▶ **Work required**: From the listing below, return each line that includes "formar".
━━━━━ Listing
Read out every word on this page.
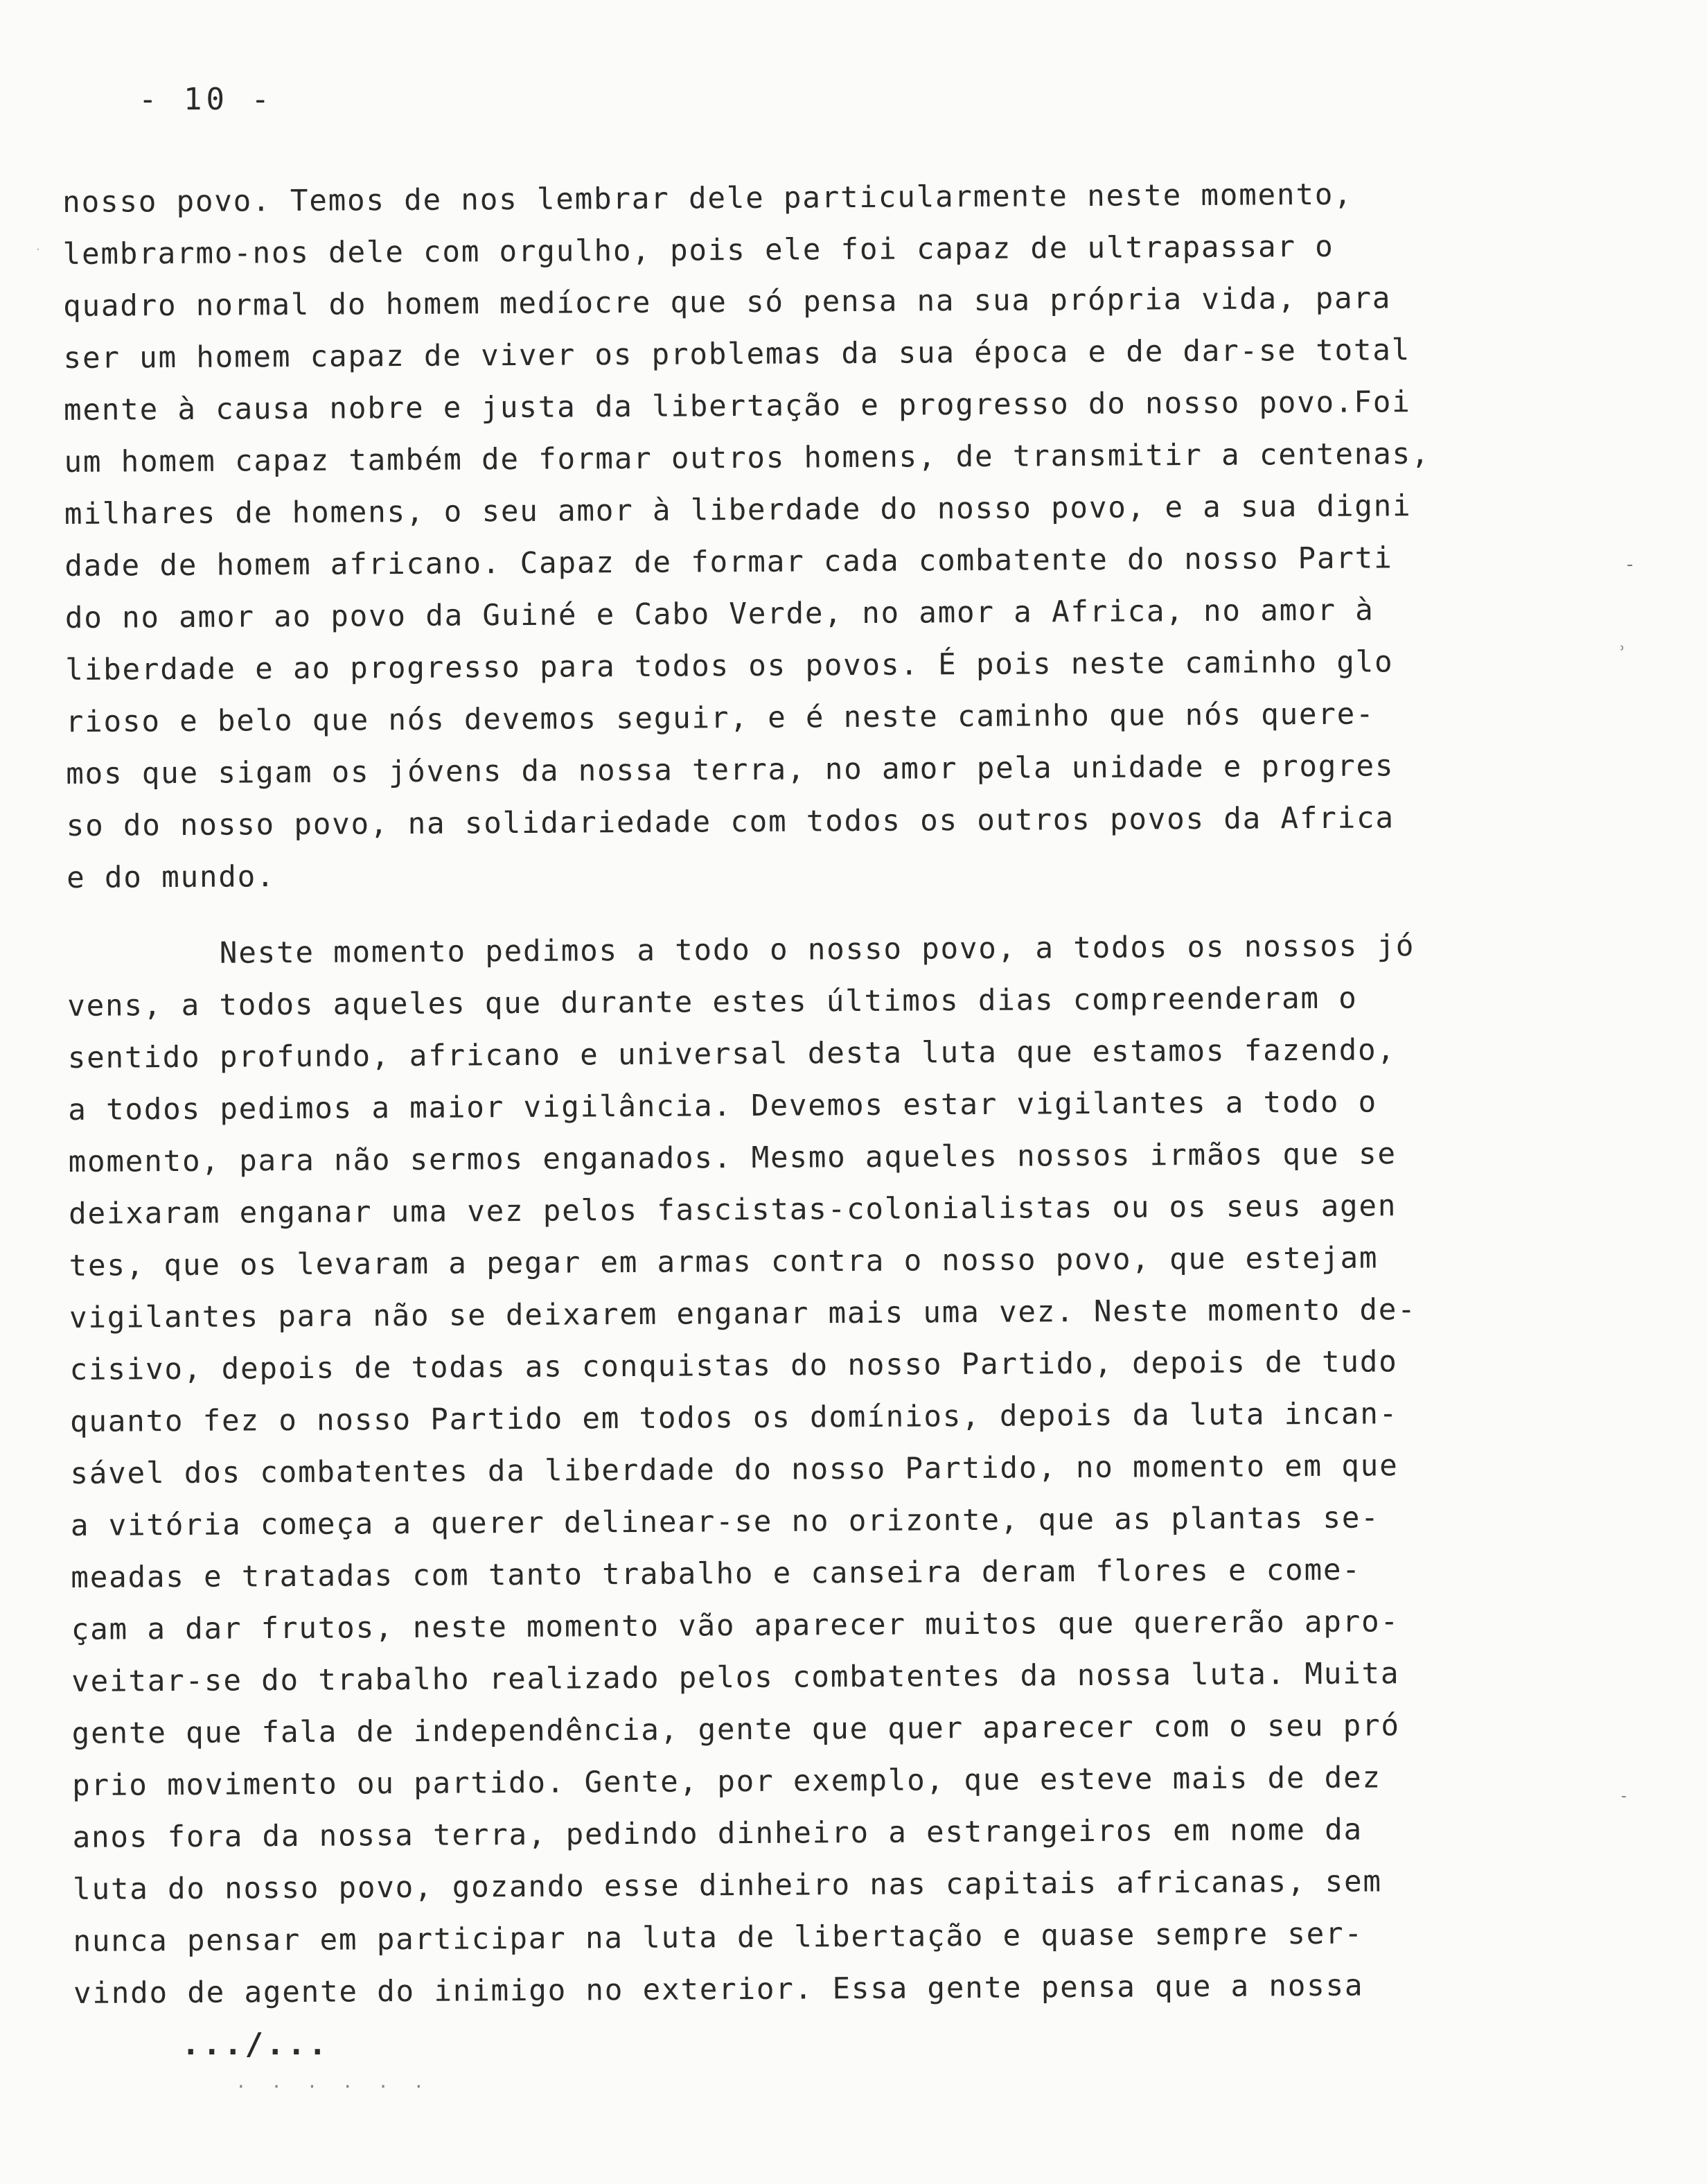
- 10 -
nosso povo. Temos de nos lembrar dele particularmente neste momento,
lembrarmo-nos dele com orgulho, pois ele foi capaz de ultrapassar o
quadro normal do homem medíocre que só pensa na sua própria vida, para
ser um homem capaz de viver os problemas da sua época e de dar-se total
mente à causa nobre e justa da libertação e progresso do nosso povo.Foi
um homem capaz também de formar outros homens, de transmitir a centenas,
milhares de homens, o seu amor à liberdade do nosso povo, e a sua digni
dade de homem africano. Capaz de formar cada combatente do nosso Parti
do no amor ao povo da Guiné e Cabo Verde, no amor a Africa, no amor à
liberdade e ao progresso para todos os povos. É pois neste caminho glo
rioso e belo que nós devemos seguir, e é neste caminho que nós quere-
mos que sigam os jóvens da nossa terra, no amor pela unidade e progres
so do nosso povo, na solidariedade com todos os outros povos da Africa
e do mundo.
Neste momento pedimos a todo o nosso povo, a todos os nossos jó
vens, a todos aqueles que durante estes últimos dias compreenderam o
sentido profundo, africano e universal desta luta que estamos fazendo,
a todos pedimos a maior vigilância. Devemos estar vigilantes a todo o
momento, para não sermos enganados. Mesmo aqueles nossos irmãos que se
deixaram enganar uma vez pelos fascistas-colonialistas ou os seus agen
tes, que os levaram a pegar em armas contra o nosso povo, que estejam
vigilantes para não se deixarem enganar mais uma vez. Neste momento de-
cisivo, depois de todas as conquistas do nosso Partido, depois de tudo
quanto fez o nosso Partido em todos os domínios, depois da luta incan-
sável dos combatentes da liberdade do nosso Partido, no momento em que
a vitória começa a querer delinear-se no orizonte, que as plantas se-
meadas e tratadas com tanto trabalho e canseira deram flores e come-
çam a dar frutos, neste momento vão aparecer muitos que quererão apro-
veitar-se do trabalho realizado pelos combatentes da nossa luta. Muita
gente que fala de independência, gente que quer aparecer com o seu pró
prio movimento ou partido. Gente, por exemplo, que esteve mais de dez
anos fora da nossa terra, pedindo dinheiro a estrangeiros em nome da
luta do nosso povo, gozando esse dinheiro nas capitais africanas, sem
nunca pensar em participar na luta de libertação e quase sempre ser-
vindo de agente do inimigo no exterior. Essa gente pensa que a nossa
.../...
. . . . . .
-
⸒
-
·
━━━━━━━━━━
▶ **Answer for this exercise**:
um homem capaz também de formar outros homens, de transmitir a centenas,
dade de homem africano. Capaz de formar cada combatente do nosso Parti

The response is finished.